▸ YOUR TASK
Produce an exact copy of all the data below, dropping every image.

Dataset excerpt:

.....

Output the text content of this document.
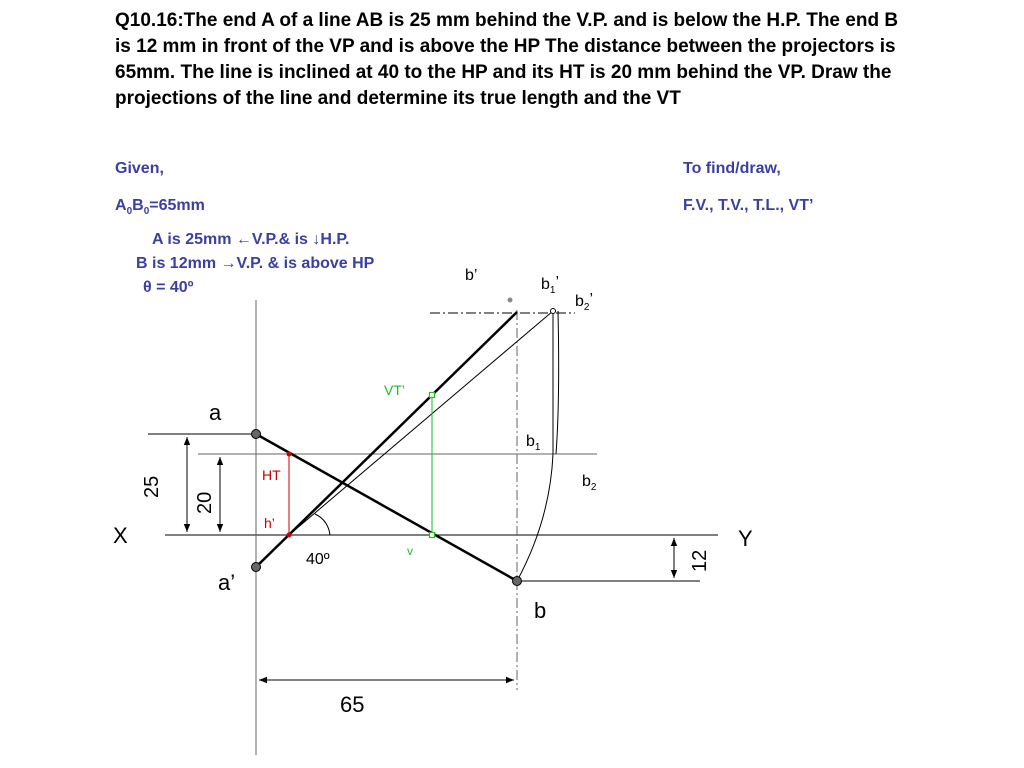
Q10.16:The end A of a line AB is 25 mm behind the V.P. and is below the H.P. The end B is 12 mm in front of the VP and is above the HP The distance between the projectors is 65mm. The line is inclined at 40 to the HP and its HT is 20 mm behind the VP. Draw the projections of the line and determine its true length and the VT

Given,
$A_0B_0=65mm$
A is 25mm ←V.P.& is ↓H.P.
B is 12mm →V.P. & is above HP
θ = 40º
To find/draw,
F.V., T.V., T.L., VT’
X	Y
a
a’
b
b’
$b_1$’
$b_2$’
$b_1$
$b_2$
HT
h’
VT’
v
40º
25
20
12
65
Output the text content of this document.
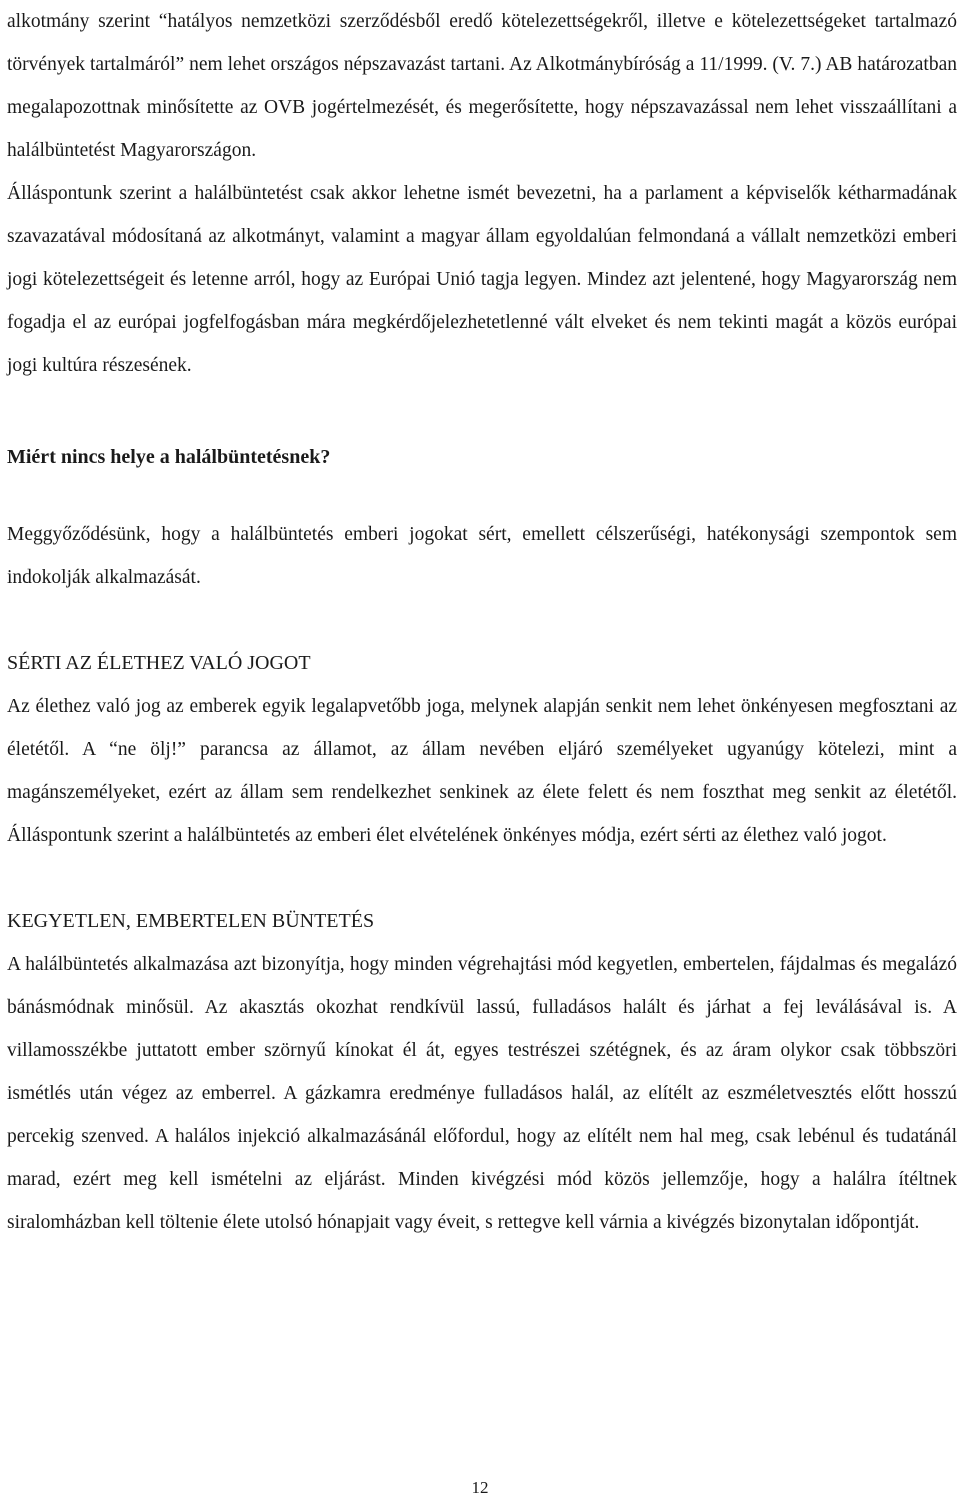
alkotmány szerint “hatályos nemzetközi szerződésből eredő kötelezettségekről, illetve e kötelezettségeket tartalmazó törvények tartalmáról” nem lehet országos népszavazást tartani. Az Alkotmánybíróság a 11/1999. (V. 7.) AB határozatban megalapozottnak minősítette az OVB jogértelmezését, és megerősítette, hogy népszavazással nem lehet visszaállítani a halálbüntetést Magyarországon.

Álláspontunk szerint a halálbüntetést csak akkor lehetne ismét bevezetni, ha a parlament a képviselők kétharmadának szavazatával módosítaná az alkotmányt, valamint a magyar állam egyoldalúan felmondaná a vállalt nemzetközi emberi jogi kötelezettségeit és letenne arról, hogy az Európai Unió tagja legyen. Mindez azt jelentené, hogy Magyarország nem fogadja el az európai jogfelfogásban mára megkérdőjelezhetetlenné vált elveket és nem tekinti magát a közös európai jogi kultúra részesének.

Miért nincs helye a halálbüntetésnek?

Meggyőződésünk, hogy a halálbüntetés emberi jogokat sért, emellett célszerűségi, hatékonysági szempontok sem indokolják alkalmazását.

SÉRTI AZ ÉLETHEZ VALÓ JOGOT

Az élethez való jog az emberek egyik legalapvetőbb joga, melynek alapján senkit nem lehet önkényesen megfosztani az életétől. A “ne ölj!” parancsa az államot, az állam nevében eljáró személyeket ugyanúgy kötelezi, mint a magánszemélyeket, ezért az állam sem rendelkezhet senkinek az élete felett és nem foszthat meg senkit az életétől. Álláspontunk szerint a halálbüntetés az emberi élet elvételének önkényes módja, ezért sérti az élethez való jogot.

KEGYETLEN, EMBERTELEN BÜNTETÉS

A halálbüntetés alkalmazása azt bizonyítja, hogy minden végrehajtási mód kegyetlen, embertelen, fájdalmas és megalázó bánásmódnak minősül. Az akasztás okozhat rendkívül lassú, fulladásos halált és járhat a fej leválásával is. A villamosszékbe juttatott ember szörnyű kínokat él át, egyes testrészei szétégnek, és az áram olykor csak többszöri ismétlés után végez az emberrel. A gázkamra eredménye fulladásos halál, az elítélt az eszméletvesztés előtt hosszú percekig szenved. A halálos injekció alkalmazásánál előfordul, hogy az elítélt nem hal meg, csak lebénul és tudatánál marad, ezért meg kell ismételni az eljárást. Minden kivégzési mód közös jellemzője, hogy a halálra ítéltnek siralomházban kell töltenie élete utolsó hónapjait vagy éveit, s rettegve kell várnia a kivégzés bizonytalan időpontját.

12
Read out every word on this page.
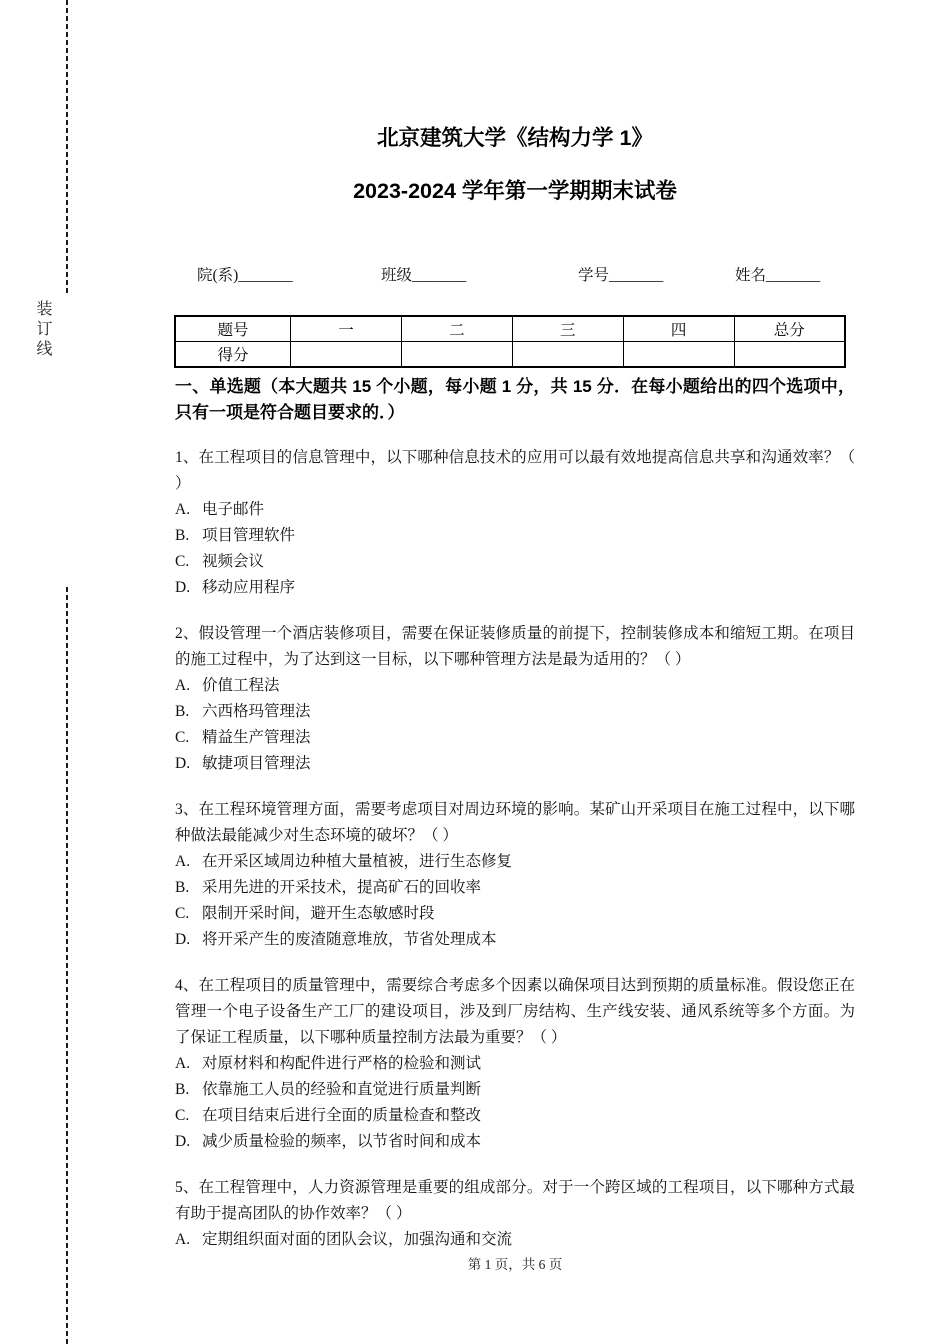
装订线
北京建筑大学《结构力学 1》
2023-2024 学年第一学期期末试卷
院(系)_______	班级_______	学号_______	姓名_______
题号	一	二	三	四	总分
得分					
一、单选题（本大题共 15 个小题，每小题 1 分，共 15 分．在每小题给出的四个选项中，只有一项是符合题目要求的．）
1、在工程项目的信息管理中，以下哪种信息技术的应用可以最有效地提高信息共享和沟通效率？（ ）
A. 电子邮件
B. 项目管理软件
C. 视频会议
D. 移动应用程序
2、假设管理一个酒店装修项目，需要在保证装修质量的前提下，控制装修成本和缩短工期。在项目的施工过程中，为了达到这一目标，以下哪种管理方法是最为适用的？（ ）
A. 价值工程法
B. 六西格玛管理法
C. 精益生产管理法
D. 敏捷项目管理法
3、在工程环境管理方面，需要考虑项目对周边环境的影响。某矿山开采项目在施工过程中，以下哪种做法最能减少对生态环境的破坏？（ ）
A. 在开采区域周边种植大量植被，进行生态修复
B. 采用先进的开采技术，提高矿石的回收率
C. 限制开采时间，避开生态敏感时段
D. 将开采产生的废渣随意堆放，节省处理成本
4、在工程项目的质量管理中，需要综合考虑多个因素以确保项目达到预期的质量标准。假设您正在管理一个电子设备生产工厂的建设项目，涉及到厂房结构、生产线安装、通风系统等多个方面。为了保证工程质量，以下哪种质量控制方法最为重要？（ ）
A. 对原材料和构配件进行严格的检验和测试
B. 依靠施工人员的经验和直觉进行质量判断
C. 在项目结束后进行全面的质量检查和整改
D. 减少质量检验的频率，以节省时间和成本
5、在工程管理中，人力资源管理是重要的组成部分。对于一个跨区域的工程项目，以下哪种方式最有助于提高团队的协作效率？（ ）
A. 定期组织面对面的团队会议，加强沟通和交流
第 1 页，共 6 页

.....

▸ SOLUTION TO THIS PROBLEM
Output the text content of this document.
Q10.16:The end A of a line AB is 25 mm behind the V.P. and is below the H.P. The end B is 12 mm in front of the VP and is above the HP The distance between the projectors is 65mm. The line is inclined at 40 to the HP and its HT is 20 mm behind the VP. Draw the projections of the line and determine its true length and the VT

Given,
$A_0B_0=65mm$
A is 25mm ←V.P.& is ↓H.P.
B is 12mm →V.P. & is above HP
θ = 40º
To find/draw,
F.V., T.V., T.L., VT’
X	Y
a
a’
b
b’
$b_1$’
$b_2$’
$b_1$
$b_2$
HT
h’
VT’
v
40º
25
20
12
65
Output the text content of this document.
alkotmány szerint “hatályos nemzetközi szerződésből eredő kötelezettségekről, illetve e kötelezettségeket tartalmazó törvények tartalmáról” nem lehet országos népszavazást tartani. Az Alkotmánybíróság a 11/1999. (V. 7.) AB határozatban megalapozottnak minősítette az OVB jogértelmezését, és megerősítette, hogy népszavazással nem lehet visszaállítani a halálbüntetést Magyarországon.

Álláspontunk szerint a halálbüntetést csak akkor lehetne ismét bevezetni, ha a parlament a képviselők kétharmadának szavazatával módosítaná az alkotmányt, valamint a magyar állam egyoldalúan felmondaná a vállalt nemzetközi emberi jogi kötelezettségeit és letenne arról, hogy az Európai Unió tagja legyen. Mindez azt jelentené, hogy Magyarország nem fogadja el az európai jogfelfogásban mára megkérdőjelezhetetlenné vált elveket és nem tekinti magát a közös európai jogi kultúra részesének.

Miért nincs helye a halálbüntetésnek?

Meggyőződésünk, hogy a halálbüntetés emberi jogokat sért, emellett célszerűségi, hatékonysági szempontok sem indokolják alkalmazását.

SÉRTI AZ ÉLETHEZ VALÓ JOGOT

Az élethez való jog az emberek egyik legalapvetőbb joga, melynek alapján senkit nem lehet önkényesen megfosztani az életétől. A “ne ölj!” parancsa az államot, az állam nevében eljáró személyeket ugyanúgy kötelezi, mint a magánszemélyeket, ezért az állam sem rendelkezhet senkinek az élete felett és nem foszthat meg senkit az életétől. Álláspontunk szerint a halálbüntetés az emberi élet elvételének önkényes módja, ezért sérti az élethez való jogot.

KEGYETLEN, EMBERTELEN BÜNTETÉS

A halálbüntetés alkalmazása azt bizonyítja, hogy minden végrehajtási mód kegyetlen, embertelen, fájdalmas és megalázó bánásmódnak minősül. Az akasztás okozhat rendkívül lassú, fulladásos halált és járhat a fej leválásával is. A villamosszékbe juttatott ember szörnyű kínokat él át, egyes testrészei szétégnek, és az áram olykor csak többszöri ismétlés után végez az emberrel. A gázkamra eredménye fulladásos halál, az elítélt az eszméletvesztés előtt hosszú percekig szenved. A halálos injekció alkalmazásánál előfordul, hogy az elítélt nem hal meg, csak lebénul és tudatánál marad, ezért meg kell ismételni az eljárást. Minden kivégzési mód közös jellemzője, hogy a halálra ítéltnek siralomházban kell töltenie élete utolsó hónapjait vagy éveit, s rettegve kell várnia a kivégzés bizonytalan időpontját.

12
Read out every word on this page.
装订线
北京建筑大学《结构力学 1》
2023-2024 学年第一学期期末试卷
院(系)_______	班级_______	学号_______	姓名_______
题号	一	二	三	四	总分
得分					
一、单选题（本大题共 15 个小题，每小题 1 分，共 15 分．在每小题给出的四个选项中，只有一项是符合题目要求的．）
1、在工程项目的信息管理中，以下哪种信息技术的应用可以最有效地提高信息共享和沟通效率？（ ）
A. 电子邮件
B. 项目管理软件
C. 视频会议
D. 移动应用程序
2、假设管理一个酒店装修项目，需要在保证装修质量的前提下，控制装修成本和缩短工期。在项目的施工过程中，为了达到这一目标，以下哪种管理方法是最为适用的？（ ）
A. 价值工程法
B. 六西格玛管理法
C. 精益生产管理法
D. 敏捷项目管理法
3、在工程环境管理方面，需要考虑项目对周边环境的影响。某矿山开采项目在施工过程中，以下哪种做法最能减少对生态环境的破坏？（ ）
A. 在开采区域周边种植大量植被，进行生态修复
B. 采用先进的开采技术，提高矿石的回收率
C. 限制开采时间，避开生态敏感时段
D. 将开采产生的废渣随意堆放，节省处理成本
4、在工程项目的质量管理中，需要综合考虑多个因素以确保项目达到预期的质量标准。假设您正在管理一个电子设备生产工厂的建设项目，涉及到厂房结构、生产线安装、通风系统等多个方面。为了保证工程质量，以下哪种质量控制方法最为重要？（ ）
A. 对原材料和构配件进行严格的检验和测试
B. 依靠施工人员的经验和直觉进行质量判断
C. 在项目结束后进行全面的质量检查和整改
D. 减少质量检验的频率，以节省时间和成本
5、在工程管理中，人力资源管理是重要的组成部分。对于一个跨区域的工程项目，以下哪种方式最有助于提高团队的协作效率？（ ）
A. 定期组织面对面的团队会议，加强沟通和交流
第 1 页，共 6 页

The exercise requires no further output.